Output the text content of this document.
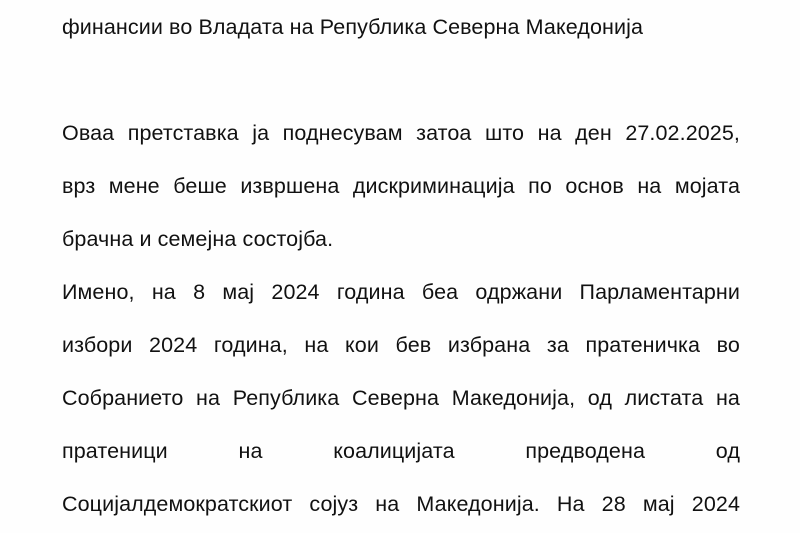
финансии во Владата на Република Северна Македонија
Оваа претставка ја поднесувам затоа што на ден 27.02.2025,
врз мене беше извршена дискриминација по основ на мојата
брачна и семејна состојба.
Имено, на 8 мај 2024 година беа одржани Парламентарни
избори 2024 година, на кои бев избрана за пратеничка во
Собранието на Република Северна Македонија, од листата на
пратеници на коалицијата предводена од
Социјалдемократскиот сојуз на Македонија. На 28 мај 2024
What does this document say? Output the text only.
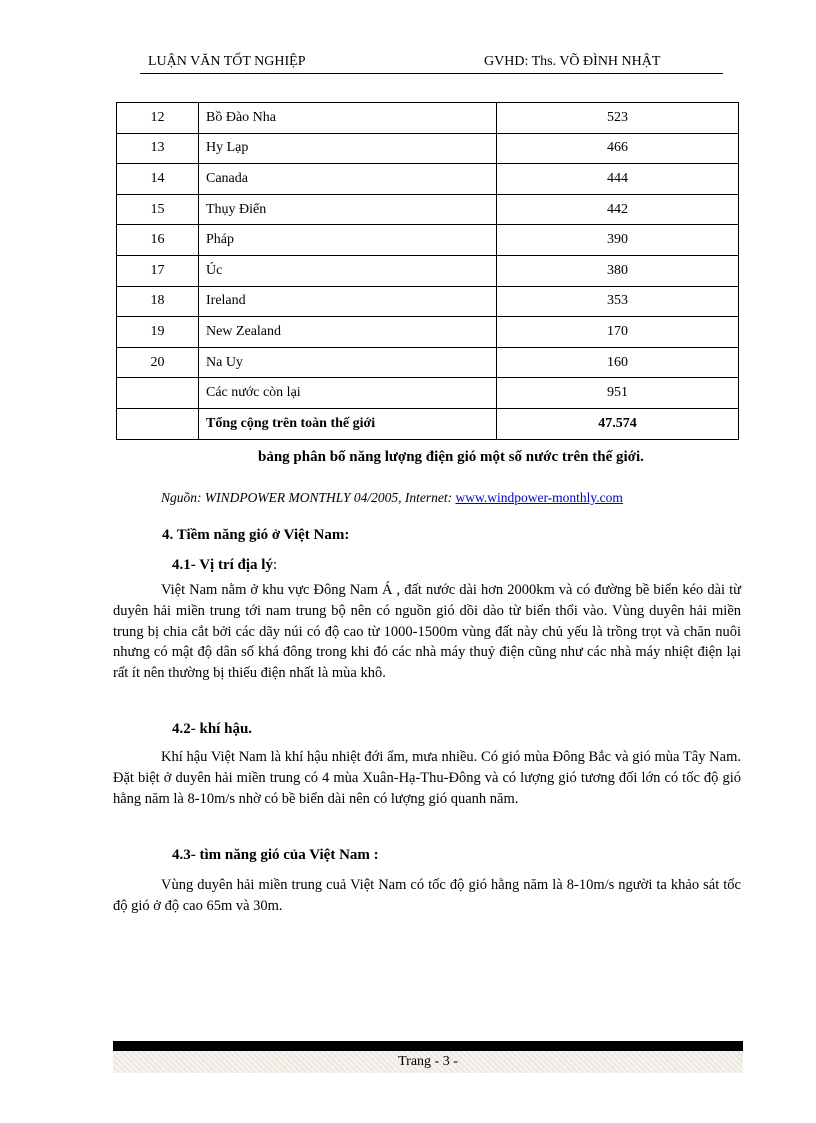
LUẬN VĂN TỐT NGHIỆP	GVHD: Ths. VÕ ĐÌNH NHẬT
12	Bồ Đào Nha	523
13	Hy Lạp	466
14	Canada	444
15	Thụy Điển	442
16	Pháp	390
17	Úc	380
18	Ireland	353
19	New Zealand	170
20	Na Uy	160
	Các nước còn lại	951
	Tổng cộng trên toàn thế giới	47.574
bảng phân bố năng lượng điện gió một số nước trên thế giới.
Nguồn: WINDPOWER MONTHLY 04/2005, Internet: www.windpower-monthly.com
4. Tiềm năng gió ở Việt Nam:
4.1- Vị trí địa lý:

Việt Nam nằm ở khu vực Đông Nam Á , đất nước dài hơn 2000km và có đường bề biển kéo dài từ duyên hải miền trung tới nam trung bộ nên có nguồn gió dồi dào từ biển thổi vào. Vùng duyên hải miền trung bị chia cắt bởi các dãy núi có độ cao từ 1000-1500m vùng đất này chủ yếu là trồng trọt và chăn nuôi nhưng có mật độ dân số khá đông trong khi đó các nhà máy thuỷ điện cũng như các nhà máy nhiệt điện lại rất ít nên thường bị thiếu điện nhất là mùa khô.

4.2- khí hậu.

Khí hậu Việt Nam là khí hậu nhiệt đới ẩm, mưa nhiều. Có gió mùa Đông Bắc và gió mùa Tây Nam. Đặt biệt ở duyên hải miền trung có 4 mùa Xuân-Hạ-Thu-Đông và có lượng gió tương đối lớn có tốc độ gió hằng năm là 8-10m/s nhờ có bề biển dài nên có lượng gió quanh năm.

4.3- tìm năng gió của Việt Nam :

Vùng duyên hải miền trung cuả Việt Nam có tốc độ gió hằng năm là 8-10m/s người ta khảo sát tốc độ gió ở độ cao 65m và 30m.

Trang - 3 -
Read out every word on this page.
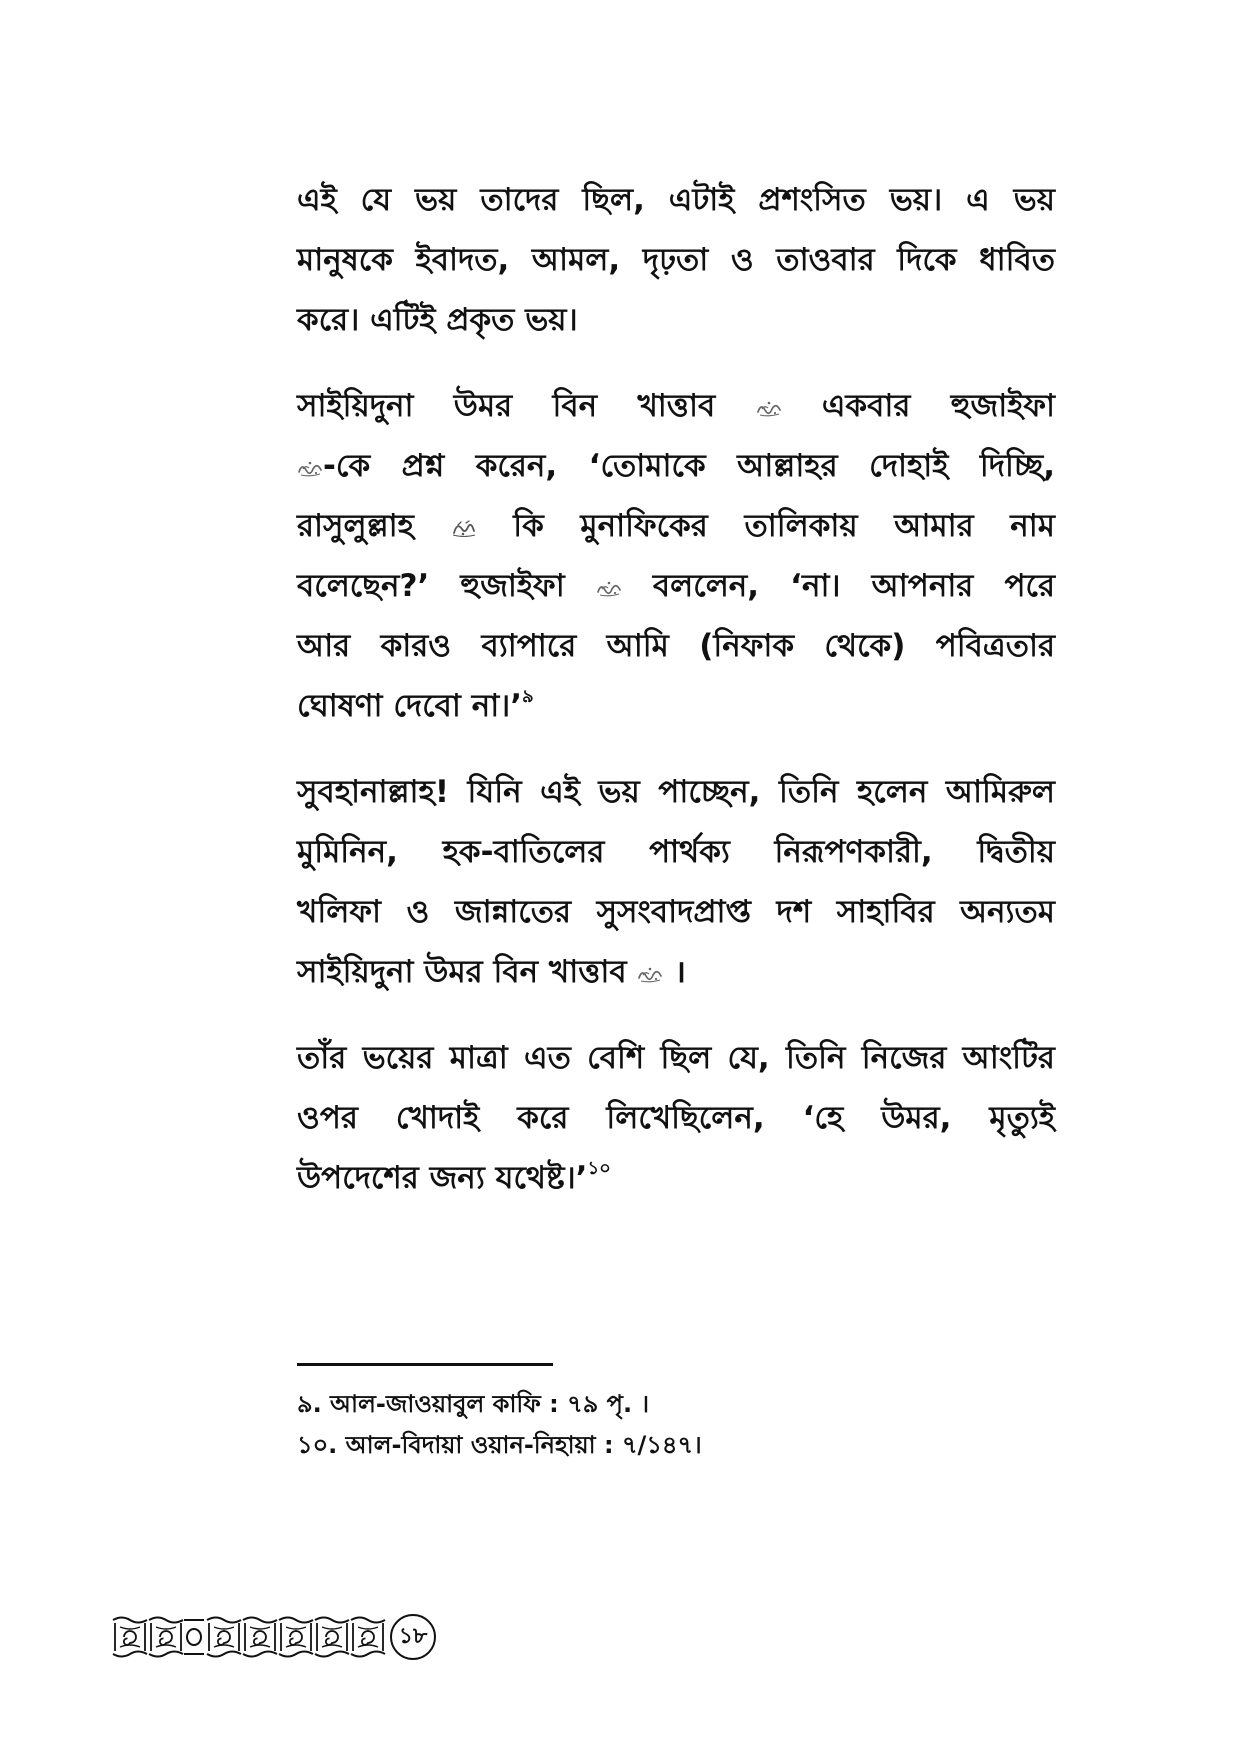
এই যে ভয় তাদের ছিল, এটাই প্রশংসিত ভয়। এ ভয়
মানুষকে ইবাদত, আমল, দৃঢ়তা ও তাওবার দিকে ধাবিত
করে। এটিই প্রকৃত ভয়।
সাইয়িদুনা উমর বিন খাত্তাব	একবার হুজাইফা
-কে প্রশ্ন করেন, ‘তোমাকে আল্লাহর দোহাই দিচ্ছি,
রাসুলুল্লাহ	কি মুনাফিকের তালিকায় আমার নাম
বলেছেন?’ হুজাইফা	বললেন, ‘না। আপনার পরে
আর কারও ব্যাপারে আমি (নিফাক থেকে) পবিত্রতার
ঘোষণা দেবো না।’$^৯$
সুবহানাল্লাহ! যিনি এই ভয় পাচ্ছেন, তিনি হলেন আমিরুল
মুমিনিন, হক-বাতিলের পার্থক্য নিরূপণকারী, দ্বিতীয়
খলিফা ও জান্নাতের সুসংবাদপ্রাপ্ত দশ সাহাবির অন্যতম
সাইয়িদুনা উমর বিন খাত্তাব ।
তাঁর ভয়ের মাত্রা এত বেশি ছিল যে, তিনি নিজের আংটির
ওপর খোদাই করে লিখেছিলেন, ‘হে উমর, মৃত্যুই
উপদেশের জন্য যথেষ্ট।’$^{১০}$
৯. আল-জাওয়াবুল কাফি : ৭৯ পৃ. ।
১০. আল-বিদায়া ওয়ান-নিহায়া : ৭/১৪৭।
১৮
===
- **STATED PROBLEM**: Return every line from the records above that holds the word "Северна".

- **SOLVED EXERCISE**:
финансии во Владата на Република Северна Македонија
Собранието на Република Северна Македонија, од листата на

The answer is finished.